■ Problem to work on:
Give the number of lines in the entries that contain "cooling". State only the count.

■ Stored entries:
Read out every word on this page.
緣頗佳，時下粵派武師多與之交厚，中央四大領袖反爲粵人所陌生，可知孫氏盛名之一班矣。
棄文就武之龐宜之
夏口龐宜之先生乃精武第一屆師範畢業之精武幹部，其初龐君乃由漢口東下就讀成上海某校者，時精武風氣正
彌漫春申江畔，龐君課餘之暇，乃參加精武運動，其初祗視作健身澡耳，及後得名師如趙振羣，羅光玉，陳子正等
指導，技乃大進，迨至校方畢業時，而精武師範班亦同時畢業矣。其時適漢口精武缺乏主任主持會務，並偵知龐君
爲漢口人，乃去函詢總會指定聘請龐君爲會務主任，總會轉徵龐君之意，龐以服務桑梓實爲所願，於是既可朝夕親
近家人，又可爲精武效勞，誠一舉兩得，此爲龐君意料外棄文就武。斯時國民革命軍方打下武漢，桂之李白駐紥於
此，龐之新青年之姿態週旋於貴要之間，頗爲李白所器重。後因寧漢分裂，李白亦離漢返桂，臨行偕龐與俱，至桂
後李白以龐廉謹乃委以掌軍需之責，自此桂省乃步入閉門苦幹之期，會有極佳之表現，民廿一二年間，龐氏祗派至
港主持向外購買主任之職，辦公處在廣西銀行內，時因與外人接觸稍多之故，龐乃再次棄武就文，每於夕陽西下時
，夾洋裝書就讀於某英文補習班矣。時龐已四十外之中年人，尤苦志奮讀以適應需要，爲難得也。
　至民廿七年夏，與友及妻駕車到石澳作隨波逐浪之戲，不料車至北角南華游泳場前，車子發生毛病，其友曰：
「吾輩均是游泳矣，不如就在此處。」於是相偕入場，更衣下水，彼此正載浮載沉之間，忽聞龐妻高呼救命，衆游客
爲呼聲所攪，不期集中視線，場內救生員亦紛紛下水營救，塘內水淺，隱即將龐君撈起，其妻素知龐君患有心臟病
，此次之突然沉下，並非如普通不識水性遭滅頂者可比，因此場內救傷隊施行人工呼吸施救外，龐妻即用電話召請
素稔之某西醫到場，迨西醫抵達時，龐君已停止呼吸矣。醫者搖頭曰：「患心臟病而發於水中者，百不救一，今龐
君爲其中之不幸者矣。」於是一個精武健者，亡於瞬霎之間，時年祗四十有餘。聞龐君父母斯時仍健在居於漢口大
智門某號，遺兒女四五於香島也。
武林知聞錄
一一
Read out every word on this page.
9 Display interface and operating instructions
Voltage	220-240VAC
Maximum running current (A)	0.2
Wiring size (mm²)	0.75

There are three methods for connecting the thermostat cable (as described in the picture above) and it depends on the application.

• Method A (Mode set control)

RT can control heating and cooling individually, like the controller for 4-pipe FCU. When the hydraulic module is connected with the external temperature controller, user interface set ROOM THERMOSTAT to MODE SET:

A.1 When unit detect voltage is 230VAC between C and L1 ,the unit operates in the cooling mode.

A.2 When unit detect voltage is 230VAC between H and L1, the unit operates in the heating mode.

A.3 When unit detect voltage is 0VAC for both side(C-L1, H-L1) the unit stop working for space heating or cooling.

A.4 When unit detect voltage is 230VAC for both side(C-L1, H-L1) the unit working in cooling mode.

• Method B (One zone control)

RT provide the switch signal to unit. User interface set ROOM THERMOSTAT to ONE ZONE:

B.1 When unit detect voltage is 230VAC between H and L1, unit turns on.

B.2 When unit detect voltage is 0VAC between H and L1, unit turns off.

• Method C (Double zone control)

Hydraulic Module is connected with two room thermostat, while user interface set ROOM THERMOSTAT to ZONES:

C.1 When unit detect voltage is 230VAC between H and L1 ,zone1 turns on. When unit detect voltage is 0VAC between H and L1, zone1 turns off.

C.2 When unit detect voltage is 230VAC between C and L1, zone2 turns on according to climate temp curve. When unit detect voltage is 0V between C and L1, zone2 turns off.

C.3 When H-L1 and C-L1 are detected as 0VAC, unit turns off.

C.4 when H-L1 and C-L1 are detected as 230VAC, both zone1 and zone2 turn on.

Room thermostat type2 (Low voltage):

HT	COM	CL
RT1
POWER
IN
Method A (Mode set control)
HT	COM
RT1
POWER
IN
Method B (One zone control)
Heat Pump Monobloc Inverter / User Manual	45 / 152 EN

■ Exercise answer:
4